- _Raw records_:
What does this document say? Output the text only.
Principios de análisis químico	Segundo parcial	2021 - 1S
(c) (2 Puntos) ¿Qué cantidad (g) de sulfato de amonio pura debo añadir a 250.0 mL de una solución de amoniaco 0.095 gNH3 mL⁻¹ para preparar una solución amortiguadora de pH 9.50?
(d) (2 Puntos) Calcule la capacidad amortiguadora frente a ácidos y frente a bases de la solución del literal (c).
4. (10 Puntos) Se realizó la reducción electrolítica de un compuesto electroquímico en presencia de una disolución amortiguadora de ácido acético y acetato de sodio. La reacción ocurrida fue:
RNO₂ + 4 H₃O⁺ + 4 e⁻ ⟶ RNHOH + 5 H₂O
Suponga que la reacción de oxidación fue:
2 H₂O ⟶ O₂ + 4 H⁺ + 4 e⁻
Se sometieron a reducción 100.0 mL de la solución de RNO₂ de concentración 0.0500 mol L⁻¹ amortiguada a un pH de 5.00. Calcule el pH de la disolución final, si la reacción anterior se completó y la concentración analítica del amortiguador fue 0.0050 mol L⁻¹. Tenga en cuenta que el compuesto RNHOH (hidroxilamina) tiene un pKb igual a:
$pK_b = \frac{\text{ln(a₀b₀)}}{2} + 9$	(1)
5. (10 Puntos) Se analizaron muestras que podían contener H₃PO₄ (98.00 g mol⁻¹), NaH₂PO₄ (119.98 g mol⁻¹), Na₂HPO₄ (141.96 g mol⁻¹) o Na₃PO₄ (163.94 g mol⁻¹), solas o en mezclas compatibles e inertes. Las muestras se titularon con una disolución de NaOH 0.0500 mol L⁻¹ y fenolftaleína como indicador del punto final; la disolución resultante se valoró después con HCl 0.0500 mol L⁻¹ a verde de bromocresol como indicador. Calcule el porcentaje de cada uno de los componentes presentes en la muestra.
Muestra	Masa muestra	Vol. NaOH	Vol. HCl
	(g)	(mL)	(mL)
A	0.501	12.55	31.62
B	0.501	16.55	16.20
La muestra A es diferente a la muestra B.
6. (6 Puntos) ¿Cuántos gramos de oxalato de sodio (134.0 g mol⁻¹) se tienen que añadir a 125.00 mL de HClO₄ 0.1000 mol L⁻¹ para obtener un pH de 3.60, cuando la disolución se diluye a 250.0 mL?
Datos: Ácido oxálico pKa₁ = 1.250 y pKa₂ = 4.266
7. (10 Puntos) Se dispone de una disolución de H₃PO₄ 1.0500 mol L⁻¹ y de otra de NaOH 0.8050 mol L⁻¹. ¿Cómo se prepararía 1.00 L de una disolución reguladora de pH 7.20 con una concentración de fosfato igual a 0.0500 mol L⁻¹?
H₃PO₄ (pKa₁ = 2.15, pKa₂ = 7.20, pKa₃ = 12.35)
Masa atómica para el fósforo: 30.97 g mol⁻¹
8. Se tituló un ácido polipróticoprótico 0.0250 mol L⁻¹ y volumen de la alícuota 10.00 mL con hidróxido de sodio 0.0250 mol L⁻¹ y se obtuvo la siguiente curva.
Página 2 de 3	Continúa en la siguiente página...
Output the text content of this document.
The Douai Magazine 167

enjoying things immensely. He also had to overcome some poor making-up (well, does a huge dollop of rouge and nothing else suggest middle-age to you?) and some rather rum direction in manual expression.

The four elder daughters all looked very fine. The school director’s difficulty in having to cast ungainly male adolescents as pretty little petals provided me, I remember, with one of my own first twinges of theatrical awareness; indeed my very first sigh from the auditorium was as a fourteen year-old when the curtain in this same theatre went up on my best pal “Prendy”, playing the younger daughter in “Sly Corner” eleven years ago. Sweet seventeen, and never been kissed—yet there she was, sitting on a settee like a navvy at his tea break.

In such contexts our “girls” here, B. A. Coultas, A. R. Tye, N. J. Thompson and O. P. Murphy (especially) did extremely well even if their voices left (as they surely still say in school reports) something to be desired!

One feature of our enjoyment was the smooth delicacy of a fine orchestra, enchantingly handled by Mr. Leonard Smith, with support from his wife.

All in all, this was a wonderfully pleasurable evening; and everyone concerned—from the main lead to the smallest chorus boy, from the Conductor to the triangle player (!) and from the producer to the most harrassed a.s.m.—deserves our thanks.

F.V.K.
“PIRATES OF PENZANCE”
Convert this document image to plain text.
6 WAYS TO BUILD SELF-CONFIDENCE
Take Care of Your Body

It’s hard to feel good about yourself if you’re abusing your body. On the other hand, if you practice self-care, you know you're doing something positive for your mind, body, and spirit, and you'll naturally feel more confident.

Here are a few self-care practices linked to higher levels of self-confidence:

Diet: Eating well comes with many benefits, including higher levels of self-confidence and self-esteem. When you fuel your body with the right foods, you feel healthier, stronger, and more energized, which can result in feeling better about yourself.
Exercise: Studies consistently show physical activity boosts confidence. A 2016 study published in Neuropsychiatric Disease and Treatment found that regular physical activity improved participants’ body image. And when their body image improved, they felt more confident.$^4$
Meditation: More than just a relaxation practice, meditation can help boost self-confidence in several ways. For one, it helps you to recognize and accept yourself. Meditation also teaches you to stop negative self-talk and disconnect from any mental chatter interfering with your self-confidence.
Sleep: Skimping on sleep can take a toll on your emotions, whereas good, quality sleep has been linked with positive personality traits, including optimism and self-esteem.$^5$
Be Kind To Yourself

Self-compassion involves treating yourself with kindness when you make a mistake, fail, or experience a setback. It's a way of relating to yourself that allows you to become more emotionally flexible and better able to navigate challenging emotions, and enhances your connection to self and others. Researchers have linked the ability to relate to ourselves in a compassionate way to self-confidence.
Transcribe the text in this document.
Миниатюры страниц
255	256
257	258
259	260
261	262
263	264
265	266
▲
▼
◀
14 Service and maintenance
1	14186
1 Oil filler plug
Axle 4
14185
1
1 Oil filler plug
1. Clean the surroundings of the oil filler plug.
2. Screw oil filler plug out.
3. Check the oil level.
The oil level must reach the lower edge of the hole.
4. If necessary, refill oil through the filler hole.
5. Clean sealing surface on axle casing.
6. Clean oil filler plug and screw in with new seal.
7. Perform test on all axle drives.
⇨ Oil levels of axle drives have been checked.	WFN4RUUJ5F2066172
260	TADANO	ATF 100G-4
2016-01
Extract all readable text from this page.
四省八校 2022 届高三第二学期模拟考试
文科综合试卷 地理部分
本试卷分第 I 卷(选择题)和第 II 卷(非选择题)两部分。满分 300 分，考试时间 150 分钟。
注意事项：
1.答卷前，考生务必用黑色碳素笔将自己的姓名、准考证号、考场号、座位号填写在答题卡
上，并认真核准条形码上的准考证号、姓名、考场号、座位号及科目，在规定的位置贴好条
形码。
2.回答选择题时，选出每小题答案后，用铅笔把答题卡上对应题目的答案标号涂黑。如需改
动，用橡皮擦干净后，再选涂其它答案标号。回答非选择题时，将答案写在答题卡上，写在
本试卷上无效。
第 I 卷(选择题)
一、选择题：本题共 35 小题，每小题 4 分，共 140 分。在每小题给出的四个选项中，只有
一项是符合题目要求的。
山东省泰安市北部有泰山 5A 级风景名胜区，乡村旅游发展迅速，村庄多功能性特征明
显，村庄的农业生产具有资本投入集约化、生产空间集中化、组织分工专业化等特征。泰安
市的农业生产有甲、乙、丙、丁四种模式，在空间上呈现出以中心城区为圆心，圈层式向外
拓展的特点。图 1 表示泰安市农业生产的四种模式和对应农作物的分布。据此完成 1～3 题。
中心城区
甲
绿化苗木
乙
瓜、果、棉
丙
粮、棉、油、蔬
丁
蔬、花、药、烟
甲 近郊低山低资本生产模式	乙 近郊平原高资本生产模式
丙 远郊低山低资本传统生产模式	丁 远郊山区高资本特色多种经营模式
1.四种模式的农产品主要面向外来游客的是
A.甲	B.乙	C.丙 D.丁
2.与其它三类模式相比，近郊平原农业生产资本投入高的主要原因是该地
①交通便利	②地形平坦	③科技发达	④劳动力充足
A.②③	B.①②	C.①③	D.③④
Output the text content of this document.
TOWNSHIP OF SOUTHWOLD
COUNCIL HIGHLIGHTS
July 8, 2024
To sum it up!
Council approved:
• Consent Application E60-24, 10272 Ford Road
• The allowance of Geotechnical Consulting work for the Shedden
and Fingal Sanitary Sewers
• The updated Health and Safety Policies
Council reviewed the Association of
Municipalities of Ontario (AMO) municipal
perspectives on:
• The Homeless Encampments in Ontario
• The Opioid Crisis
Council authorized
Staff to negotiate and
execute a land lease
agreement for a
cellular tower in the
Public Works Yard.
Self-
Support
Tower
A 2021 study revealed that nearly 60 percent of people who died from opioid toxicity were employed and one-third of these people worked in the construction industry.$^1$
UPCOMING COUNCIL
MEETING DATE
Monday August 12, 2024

- _The problem_:
From the entries above, copy every line that holds the word "levels".

- _Task solution_:
Here are a few self-care practices linked to higher levels of self-confidence:
Diet: Eating well comes with many benefits, including higher levels of self-confidence and self-esteem. When you fuel your body with the right foods, you feel healthier, stronger, and more energized, which can result in feeling better about yourself.
⇨ Oil levels of axle drives have been checked.	WFN4RUUJ5F2066172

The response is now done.